Output all lines exactly, with nothing added or dropped.

(Stored data)
▬▬▬
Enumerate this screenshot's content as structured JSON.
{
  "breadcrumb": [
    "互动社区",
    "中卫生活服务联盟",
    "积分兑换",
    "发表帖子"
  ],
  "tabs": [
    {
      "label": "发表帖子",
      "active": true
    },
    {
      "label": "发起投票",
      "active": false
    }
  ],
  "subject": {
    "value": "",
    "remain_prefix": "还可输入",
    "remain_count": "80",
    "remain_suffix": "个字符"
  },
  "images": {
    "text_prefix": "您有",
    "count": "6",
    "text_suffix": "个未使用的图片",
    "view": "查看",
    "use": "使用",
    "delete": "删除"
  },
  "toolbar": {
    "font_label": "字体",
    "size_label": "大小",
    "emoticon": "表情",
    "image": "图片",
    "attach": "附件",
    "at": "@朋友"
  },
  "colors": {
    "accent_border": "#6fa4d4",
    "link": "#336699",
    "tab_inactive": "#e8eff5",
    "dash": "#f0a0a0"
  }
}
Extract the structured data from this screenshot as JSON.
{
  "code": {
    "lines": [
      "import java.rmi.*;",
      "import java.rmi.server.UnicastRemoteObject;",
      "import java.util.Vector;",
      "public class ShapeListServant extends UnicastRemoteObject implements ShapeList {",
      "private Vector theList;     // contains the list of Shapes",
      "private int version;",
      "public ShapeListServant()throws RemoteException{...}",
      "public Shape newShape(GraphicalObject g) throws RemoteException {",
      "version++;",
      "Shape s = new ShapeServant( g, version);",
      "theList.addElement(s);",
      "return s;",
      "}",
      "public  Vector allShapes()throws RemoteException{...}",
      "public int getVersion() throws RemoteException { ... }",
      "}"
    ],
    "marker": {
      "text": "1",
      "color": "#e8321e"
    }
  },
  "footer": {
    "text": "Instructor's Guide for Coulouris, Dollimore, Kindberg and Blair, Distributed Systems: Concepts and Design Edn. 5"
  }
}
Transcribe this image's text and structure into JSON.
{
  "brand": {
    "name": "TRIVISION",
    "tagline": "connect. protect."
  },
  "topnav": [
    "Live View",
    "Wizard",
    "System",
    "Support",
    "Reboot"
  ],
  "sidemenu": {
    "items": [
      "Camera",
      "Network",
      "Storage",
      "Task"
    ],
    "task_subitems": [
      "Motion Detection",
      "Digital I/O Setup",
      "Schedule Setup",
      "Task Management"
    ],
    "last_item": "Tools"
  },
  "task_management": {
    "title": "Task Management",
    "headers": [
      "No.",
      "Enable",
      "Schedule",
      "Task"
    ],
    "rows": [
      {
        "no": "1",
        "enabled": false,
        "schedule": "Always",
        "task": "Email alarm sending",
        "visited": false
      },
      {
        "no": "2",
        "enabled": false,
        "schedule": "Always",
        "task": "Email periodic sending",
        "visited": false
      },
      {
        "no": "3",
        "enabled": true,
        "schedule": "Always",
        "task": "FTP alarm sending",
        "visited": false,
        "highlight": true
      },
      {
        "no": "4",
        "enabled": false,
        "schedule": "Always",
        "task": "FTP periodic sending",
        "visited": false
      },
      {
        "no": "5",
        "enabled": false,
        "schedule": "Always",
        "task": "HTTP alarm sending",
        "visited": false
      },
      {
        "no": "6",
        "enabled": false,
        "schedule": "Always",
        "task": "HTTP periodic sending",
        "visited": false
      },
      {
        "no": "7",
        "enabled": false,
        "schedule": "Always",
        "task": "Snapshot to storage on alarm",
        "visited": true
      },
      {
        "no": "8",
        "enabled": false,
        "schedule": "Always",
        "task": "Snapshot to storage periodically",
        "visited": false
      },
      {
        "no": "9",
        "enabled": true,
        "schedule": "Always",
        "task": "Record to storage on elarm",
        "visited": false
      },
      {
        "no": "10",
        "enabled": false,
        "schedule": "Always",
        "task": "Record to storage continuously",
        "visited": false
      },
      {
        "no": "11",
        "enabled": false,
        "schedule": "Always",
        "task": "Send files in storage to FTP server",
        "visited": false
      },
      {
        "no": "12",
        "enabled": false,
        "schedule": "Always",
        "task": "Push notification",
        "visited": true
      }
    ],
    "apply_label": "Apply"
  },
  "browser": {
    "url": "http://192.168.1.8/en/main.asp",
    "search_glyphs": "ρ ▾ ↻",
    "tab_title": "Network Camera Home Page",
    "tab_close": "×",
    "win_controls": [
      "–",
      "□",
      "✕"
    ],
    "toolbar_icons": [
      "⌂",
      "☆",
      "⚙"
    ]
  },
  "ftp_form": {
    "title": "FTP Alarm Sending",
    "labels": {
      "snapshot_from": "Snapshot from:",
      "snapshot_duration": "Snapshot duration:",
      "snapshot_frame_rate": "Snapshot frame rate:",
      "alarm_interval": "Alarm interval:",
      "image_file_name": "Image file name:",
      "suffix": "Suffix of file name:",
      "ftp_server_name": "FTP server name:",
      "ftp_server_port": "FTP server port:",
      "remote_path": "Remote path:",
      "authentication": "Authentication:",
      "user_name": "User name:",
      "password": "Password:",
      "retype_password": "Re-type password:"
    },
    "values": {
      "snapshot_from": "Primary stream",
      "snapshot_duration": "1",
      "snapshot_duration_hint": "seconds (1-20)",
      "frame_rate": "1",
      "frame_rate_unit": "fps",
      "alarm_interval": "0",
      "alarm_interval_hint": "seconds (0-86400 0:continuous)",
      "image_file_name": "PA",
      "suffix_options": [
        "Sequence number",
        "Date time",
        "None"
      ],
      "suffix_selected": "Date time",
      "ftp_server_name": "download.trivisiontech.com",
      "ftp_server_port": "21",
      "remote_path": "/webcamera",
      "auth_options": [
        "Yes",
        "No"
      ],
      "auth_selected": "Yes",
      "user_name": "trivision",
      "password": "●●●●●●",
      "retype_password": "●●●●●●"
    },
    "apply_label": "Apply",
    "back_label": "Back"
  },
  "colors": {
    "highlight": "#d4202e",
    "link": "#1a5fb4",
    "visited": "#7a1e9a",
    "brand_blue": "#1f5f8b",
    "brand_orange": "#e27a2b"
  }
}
▬▬▬
[Complete output]
Enumerate this screenshot's content as structured JSON.
{
  "breadcrumb": [
    "互动社区",
    "中卫生活服务联盟",
    "积分兑换",
    "发表帖子"
  ],
  "tabs": [
    {
      "label": "发表帖子",
      "active": true
    },
    {
      "label": "发起投票",
      "active": false
    }
  ],
  "subject": {
    "value": "",
    "remain_prefix": "还可输入",
    "remain_count": "80",
    "remain_suffix": "个字符"
  },
  "images": {
    "text_prefix": "您有",
    "count": "6",
    "text_suffix": "个未使用的图片",
    "view": "查看",
    "use": "使用",
    "delete": "删除"
  },
  "toolbar": {
    "font_label": "字体",
    "size_label": "大小",
    "emoticon": "表情",
    "image": "图片",
    "attach": "附件",
    "at": "@朋友"
  },
  "colors": {
    "accent_border": "#6fa4d4",
    "link": "#336699",
    "tab_inactive": "#e8eff5",
    "dash": "#f0a0a0"
  }
}
Extract the structured data from this screenshot as JSON.
{
  "code": {
    "lines": [
      "import java.rmi.*;",
      "import java.rmi.server.UnicastRemoteObject;",
      "import java.util.Vector;",
      "public class ShapeListServant extends UnicastRemoteObject implements ShapeList {",
      "private Vector theList;     // contains the list of Shapes",
      "private int version;",
      "public ShapeListServant()throws RemoteException{...}",
      "public Shape newShape(GraphicalObject g) throws RemoteException {",
      "version++;",
      "Shape s = new ShapeServant( g, version);",
      "theList.addElement(s);",
      "return s;",
      "}",
      "public  Vector allShapes()throws RemoteException{...}",
      "public int getVersion() throws RemoteException { ... }",
      "}"
    ],
    "marker": {
      "text": "1",
      "color": "#e8321e"
    }
  },
  "footer": {
    "text": "Instructor's Guide for Coulouris, Dollimore, Kindberg and Blair, Distributed Systems: Concepts and Design Edn. 5"
  }
}
Transcribe this image's text and structure into JSON.
{
  "brand": {
    "name": "TRIVISION",
    "tagline": "connect. protect."
  },
  "topnav": [
    "Live View",
    "Wizard",
    "System",
    "Support",
    "Reboot"
  ],
  "sidemenu": {
    "items": [
      "Camera",
      "Network",
      "Storage",
      "Task"
    ],
    "task_subitems": [
      "Motion Detection",
      "Digital I/O Setup",
      "Schedule Setup",
      "Task Management"
    ],
    "last_item": "Tools"
  },
  "task_management": {
    "title": "Task Management",
    "headers": [
      "No.",
      "Enable",
      "Schedule",
      "Task"
    ],
    "rows": [
      {
        "no": "1",
        "enabled": false,
        "schedule": "Always",
        "task": "Email alarm sending",
        "visited": false
      },
      {
        "no": "2",
        "enabled": false,
        "schedule": "Always",
        "task": "Email periodic sending",
        "visited": false
      },
      {
        "no": "3",
        "enabled": true,
        "schedule": "Always",
        "task": "FTP alarm sending",
        "visited": false,
        "highlight": true
      },
      {
        "no": "4",
        "enabled": false,
        "schedule": "Always",
        "task": "FTP periodic sending",
        "visited": false
      },
      {
        "no": "5",
        "enabled": false,
        "schedule": "Always",
        "task": "HTTP alarm sending",
        "visited": false
      },
      {
        "no": "6",
        "enabled": false,
        "schedule": "Always",
        "task": "HTTP periodic sending",
        "visited": false
      },
      {
        "no": "7",
        "enabled": false,
        "schedule": "Always",
        "task": "Snapshot to storage on alarm",
        "visited": true
      },
      {
        "no": "8",
        "enabled": false,
        "schedule": "Always",
        "task": "Snapshot to storage periodically",
        "visited": false
      },
      {
        "no": "9",
        "enabled": true,
        "schedule": "Always",
        "task": "Record to storage on elarm",
        "visited": false
      },
      {
        "no": "10",
        "enabled": false,
        "schedule": "Always",
        "task": "Record to storage continuously",
        "visited": false
      },
      {
        "no": "11",
        "enabled": false,
        "schedule": "Always",
        "task": "Send files in storage to FTP server",
        "visited": false
      },
      {
        "no": "12",
        "enabled": false,
        "schedule": "Always",
        "task": "Push notification",
        "visited": true
      }
    ],
    "apply_label": "Apply"
  },
  "browser": {
    "url": "http://192.168.1.8/en/main.asp",
    "search_glyphs": "ρ ▾ ↻",
    "tab_title": "Network Camera Home Page",
    "tab_close": "×",
    "win_controls": [
      "–",
      "□",
      "✕"
    ],
    "toolbar_icons": [
      "⌂",
      "☆",
      "⚙"
    ]
  },
  "ftp_form": {
    "title": "FTP Alarm Sending",
    "labels": {
      "snapshot_from": "Snapshot from:",
      "snapshot_duration": "Snapshot duration:",
      "snapshot_frame_rate": "Snapshot frame rate:",
      "alarm_interval": "Alarm interval:",
      "image_file_name": "Image file name:",
      "suffix": "Suffix of file name:",
      "ftp_server_name": "FTP server name:",
      "ftp_server_port": "FTP server port:",
      "remote_path": "Remote path:",
      "authentication": "Authentication:",
      "user_name": "User name:",
      "password": "Password:",
      "retype_password": "Re-type password:"
    },
    "values": {
      "snapshot_from": "Primary stream",
      "snapshot_duration": "1",
      "snapshot_duration_hint": "seconds (1-20)",
      "frame_rate": "1",
      "frame_rate_unit": "fps",
      "alarm_interval": "0",
      "alarm_interval_hint": "seconds (0-86400 0:continuous)",
      "image_file_name": "PA",
      "suffix_options": [
        "Sequence number",
        "Date time",
        "None"
      ],
      "suffix_selected": "Date time",
      "ftp_server_name": "download.trivisiontech.com",
      "ftp_server_port": "21",
      "remote_path": "/webcamera",
      "auth_options": [
        "Yes",
        "No"
      ],
      "auth_selected": "Yes",
      "user_name": "trivision",
      "password": "●●●●●●",
      "retype_password": "●●●●●●"
    },
    "apply_label": "Apply",
    "back_label": "Back"
  },
  "colors": {
    "highlight": "#d4202e",
    "link": "#1a5fb4",
    "visited": "#7a1e9a",
    "brand_blue": "#1f5f8b",
    "brand_orange": "#e27a2b"
  }
}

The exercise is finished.